**SOURCE RECORDS:**
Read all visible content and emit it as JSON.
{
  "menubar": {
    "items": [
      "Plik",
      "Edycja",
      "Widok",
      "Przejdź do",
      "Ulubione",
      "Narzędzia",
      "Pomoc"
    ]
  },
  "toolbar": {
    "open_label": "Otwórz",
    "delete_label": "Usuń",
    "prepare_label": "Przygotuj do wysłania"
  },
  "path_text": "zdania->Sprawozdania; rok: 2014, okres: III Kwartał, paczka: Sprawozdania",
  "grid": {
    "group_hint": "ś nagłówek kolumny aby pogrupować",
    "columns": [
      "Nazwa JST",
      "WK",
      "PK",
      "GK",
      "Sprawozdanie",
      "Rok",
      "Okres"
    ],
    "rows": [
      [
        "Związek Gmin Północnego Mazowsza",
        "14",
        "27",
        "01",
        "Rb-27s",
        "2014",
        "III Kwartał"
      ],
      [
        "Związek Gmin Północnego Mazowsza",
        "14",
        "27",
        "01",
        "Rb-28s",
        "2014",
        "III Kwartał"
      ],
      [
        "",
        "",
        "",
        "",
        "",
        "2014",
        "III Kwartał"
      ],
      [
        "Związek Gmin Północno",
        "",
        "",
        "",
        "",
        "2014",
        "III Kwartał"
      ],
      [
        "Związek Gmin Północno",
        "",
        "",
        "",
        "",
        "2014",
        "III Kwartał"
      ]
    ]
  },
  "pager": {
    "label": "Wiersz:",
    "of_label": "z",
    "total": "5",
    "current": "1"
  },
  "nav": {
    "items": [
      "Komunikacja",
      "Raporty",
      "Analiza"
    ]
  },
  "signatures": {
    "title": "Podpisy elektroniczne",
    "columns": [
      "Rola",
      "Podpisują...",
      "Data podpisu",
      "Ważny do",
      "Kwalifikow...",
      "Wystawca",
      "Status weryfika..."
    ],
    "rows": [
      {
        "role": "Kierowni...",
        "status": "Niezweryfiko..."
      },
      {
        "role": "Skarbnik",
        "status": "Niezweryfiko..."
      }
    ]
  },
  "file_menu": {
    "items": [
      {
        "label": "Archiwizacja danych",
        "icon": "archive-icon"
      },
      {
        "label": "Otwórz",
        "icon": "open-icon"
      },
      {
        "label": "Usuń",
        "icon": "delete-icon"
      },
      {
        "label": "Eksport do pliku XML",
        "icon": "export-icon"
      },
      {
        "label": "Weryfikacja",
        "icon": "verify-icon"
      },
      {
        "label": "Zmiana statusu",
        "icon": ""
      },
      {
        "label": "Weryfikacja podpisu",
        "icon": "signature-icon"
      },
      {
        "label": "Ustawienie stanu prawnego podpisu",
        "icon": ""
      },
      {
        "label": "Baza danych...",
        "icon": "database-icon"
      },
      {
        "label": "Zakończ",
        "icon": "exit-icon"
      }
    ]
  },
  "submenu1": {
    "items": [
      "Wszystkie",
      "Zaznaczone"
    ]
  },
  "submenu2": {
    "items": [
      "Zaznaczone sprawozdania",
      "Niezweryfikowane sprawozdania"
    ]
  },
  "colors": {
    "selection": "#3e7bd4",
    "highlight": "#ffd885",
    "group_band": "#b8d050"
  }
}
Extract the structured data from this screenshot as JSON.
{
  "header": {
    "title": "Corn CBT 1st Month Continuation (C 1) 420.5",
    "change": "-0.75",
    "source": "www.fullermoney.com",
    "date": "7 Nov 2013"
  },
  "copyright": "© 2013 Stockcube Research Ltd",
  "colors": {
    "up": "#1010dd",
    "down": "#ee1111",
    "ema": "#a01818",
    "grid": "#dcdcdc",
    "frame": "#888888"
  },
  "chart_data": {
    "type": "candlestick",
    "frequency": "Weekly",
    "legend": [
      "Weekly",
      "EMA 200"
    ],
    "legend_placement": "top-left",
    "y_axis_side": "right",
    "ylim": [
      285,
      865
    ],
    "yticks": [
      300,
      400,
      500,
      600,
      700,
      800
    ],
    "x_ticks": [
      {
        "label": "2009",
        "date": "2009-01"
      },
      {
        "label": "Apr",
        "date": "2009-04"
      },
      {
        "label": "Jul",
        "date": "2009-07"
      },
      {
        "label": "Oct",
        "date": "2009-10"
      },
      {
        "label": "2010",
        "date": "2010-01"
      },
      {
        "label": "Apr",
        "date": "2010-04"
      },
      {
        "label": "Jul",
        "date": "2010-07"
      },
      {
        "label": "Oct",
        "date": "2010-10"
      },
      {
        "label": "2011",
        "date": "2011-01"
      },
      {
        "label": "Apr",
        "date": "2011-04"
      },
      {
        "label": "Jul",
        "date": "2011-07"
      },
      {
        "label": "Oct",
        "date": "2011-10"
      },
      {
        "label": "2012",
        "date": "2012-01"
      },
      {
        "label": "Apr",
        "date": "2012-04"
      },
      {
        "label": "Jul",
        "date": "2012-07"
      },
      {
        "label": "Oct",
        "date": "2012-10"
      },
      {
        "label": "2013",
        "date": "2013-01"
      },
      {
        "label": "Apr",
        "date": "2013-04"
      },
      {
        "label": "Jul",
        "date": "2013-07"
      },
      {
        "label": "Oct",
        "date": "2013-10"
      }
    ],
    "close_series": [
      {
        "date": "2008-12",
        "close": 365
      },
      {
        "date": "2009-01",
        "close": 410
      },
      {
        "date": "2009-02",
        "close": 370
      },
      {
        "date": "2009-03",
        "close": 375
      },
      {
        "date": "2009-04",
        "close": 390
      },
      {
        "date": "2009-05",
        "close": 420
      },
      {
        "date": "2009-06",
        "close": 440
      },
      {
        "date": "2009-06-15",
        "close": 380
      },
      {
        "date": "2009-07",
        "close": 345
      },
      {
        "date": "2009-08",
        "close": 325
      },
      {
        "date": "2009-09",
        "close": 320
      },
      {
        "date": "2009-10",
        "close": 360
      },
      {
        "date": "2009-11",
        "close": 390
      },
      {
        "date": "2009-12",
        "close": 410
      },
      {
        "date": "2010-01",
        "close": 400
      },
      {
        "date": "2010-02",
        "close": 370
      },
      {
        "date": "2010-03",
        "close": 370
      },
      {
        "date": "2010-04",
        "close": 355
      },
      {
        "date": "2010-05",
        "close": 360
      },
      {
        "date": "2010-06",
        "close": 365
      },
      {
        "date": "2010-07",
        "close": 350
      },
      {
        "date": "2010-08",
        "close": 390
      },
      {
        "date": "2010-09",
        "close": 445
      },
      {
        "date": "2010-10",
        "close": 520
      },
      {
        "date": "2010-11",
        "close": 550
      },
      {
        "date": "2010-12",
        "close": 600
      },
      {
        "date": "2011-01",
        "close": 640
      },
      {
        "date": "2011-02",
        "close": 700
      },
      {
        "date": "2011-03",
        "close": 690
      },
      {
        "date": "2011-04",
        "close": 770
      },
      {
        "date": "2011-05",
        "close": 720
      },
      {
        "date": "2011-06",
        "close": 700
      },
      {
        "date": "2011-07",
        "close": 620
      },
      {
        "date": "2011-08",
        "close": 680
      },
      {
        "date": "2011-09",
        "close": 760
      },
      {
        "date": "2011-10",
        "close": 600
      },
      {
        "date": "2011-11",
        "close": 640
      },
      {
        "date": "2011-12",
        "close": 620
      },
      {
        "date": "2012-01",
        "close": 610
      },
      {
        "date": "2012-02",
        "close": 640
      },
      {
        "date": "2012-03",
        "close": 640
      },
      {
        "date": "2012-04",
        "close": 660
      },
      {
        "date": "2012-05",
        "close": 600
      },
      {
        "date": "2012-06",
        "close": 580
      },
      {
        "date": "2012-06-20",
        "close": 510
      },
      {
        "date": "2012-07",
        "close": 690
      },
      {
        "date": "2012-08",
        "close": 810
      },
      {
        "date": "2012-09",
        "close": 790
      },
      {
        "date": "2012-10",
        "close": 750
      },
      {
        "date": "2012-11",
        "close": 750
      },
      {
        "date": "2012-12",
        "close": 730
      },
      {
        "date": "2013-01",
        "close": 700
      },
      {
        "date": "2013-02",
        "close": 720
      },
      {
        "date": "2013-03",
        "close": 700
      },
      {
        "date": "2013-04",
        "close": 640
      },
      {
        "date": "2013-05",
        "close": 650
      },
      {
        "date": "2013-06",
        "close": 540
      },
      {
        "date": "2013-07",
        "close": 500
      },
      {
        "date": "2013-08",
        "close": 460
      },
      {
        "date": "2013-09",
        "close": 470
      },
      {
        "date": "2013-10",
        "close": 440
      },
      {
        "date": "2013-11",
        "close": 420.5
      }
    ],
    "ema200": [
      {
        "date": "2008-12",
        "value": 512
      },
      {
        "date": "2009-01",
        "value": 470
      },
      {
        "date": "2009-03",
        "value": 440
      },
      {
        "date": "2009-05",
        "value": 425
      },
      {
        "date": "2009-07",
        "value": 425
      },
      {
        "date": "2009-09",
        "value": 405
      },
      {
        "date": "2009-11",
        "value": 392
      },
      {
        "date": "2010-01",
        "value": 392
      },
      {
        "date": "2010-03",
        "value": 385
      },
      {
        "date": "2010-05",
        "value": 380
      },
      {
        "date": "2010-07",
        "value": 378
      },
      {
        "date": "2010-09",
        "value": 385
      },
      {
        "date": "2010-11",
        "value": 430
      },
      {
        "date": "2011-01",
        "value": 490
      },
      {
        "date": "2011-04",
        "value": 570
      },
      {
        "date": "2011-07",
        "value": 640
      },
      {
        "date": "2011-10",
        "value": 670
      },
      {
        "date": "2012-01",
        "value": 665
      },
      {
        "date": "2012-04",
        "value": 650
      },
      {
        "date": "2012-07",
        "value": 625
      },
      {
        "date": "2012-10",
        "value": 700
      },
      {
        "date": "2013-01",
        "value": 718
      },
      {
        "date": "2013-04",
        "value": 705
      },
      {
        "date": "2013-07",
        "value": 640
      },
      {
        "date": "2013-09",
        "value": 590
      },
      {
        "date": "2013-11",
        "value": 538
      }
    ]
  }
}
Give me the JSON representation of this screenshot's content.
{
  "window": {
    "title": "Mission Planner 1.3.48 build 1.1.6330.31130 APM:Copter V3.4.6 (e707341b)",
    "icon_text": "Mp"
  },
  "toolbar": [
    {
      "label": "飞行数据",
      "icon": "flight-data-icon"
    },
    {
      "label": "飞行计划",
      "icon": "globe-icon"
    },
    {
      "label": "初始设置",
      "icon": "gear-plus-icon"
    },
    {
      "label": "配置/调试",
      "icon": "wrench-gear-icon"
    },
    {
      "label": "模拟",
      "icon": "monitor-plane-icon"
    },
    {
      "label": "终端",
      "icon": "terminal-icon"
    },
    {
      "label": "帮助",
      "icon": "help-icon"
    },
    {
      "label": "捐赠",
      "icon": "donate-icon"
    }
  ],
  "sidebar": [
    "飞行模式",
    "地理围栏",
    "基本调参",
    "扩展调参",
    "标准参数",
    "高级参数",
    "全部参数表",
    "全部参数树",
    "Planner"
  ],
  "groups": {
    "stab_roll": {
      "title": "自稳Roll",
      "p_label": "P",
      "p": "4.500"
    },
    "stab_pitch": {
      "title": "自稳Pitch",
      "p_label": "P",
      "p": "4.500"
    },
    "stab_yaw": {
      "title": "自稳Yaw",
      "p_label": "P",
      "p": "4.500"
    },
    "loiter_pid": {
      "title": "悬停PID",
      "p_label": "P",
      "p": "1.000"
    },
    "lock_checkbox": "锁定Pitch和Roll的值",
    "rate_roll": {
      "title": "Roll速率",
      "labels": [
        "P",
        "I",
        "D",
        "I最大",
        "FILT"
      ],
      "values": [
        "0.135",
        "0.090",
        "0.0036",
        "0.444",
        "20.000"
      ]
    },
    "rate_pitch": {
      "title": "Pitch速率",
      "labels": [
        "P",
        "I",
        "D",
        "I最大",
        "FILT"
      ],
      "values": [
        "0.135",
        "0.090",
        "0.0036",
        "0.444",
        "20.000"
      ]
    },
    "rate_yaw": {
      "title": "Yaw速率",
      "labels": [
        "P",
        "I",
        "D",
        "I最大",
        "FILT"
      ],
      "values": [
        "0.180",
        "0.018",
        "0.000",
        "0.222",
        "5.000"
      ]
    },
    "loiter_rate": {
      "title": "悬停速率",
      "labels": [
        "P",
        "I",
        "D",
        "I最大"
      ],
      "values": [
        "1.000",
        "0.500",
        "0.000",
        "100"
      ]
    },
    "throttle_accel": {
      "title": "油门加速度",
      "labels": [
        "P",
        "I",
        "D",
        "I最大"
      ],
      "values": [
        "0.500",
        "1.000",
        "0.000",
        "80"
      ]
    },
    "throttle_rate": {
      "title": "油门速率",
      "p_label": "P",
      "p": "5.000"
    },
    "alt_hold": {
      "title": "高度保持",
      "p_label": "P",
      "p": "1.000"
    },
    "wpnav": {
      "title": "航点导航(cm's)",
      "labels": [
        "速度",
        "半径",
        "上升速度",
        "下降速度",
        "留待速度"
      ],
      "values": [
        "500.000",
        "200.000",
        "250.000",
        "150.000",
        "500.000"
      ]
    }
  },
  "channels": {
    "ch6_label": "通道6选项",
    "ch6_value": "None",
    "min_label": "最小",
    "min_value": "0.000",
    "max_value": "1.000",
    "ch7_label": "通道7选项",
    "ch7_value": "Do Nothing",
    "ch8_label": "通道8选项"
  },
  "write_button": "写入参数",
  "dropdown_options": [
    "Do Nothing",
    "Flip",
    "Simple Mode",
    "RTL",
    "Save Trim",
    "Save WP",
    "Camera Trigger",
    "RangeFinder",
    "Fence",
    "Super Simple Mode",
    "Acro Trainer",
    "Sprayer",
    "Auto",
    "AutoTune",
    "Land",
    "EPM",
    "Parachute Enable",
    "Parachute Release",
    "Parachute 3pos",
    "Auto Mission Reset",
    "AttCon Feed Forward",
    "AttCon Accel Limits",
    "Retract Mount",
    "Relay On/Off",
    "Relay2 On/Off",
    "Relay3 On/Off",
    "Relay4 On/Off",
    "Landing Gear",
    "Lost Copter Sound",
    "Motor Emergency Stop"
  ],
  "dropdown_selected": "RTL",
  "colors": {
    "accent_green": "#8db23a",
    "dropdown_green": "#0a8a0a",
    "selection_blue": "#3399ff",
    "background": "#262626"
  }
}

**YOUR GOAL:**
Read through the data and copy every line where "JSON" shows up.

**SOLUTION:**
Read all visible content and emit it as JSON.
Extract the structured data from this screenshot as JSON.
Give me the JSON representation of this screenshot's content.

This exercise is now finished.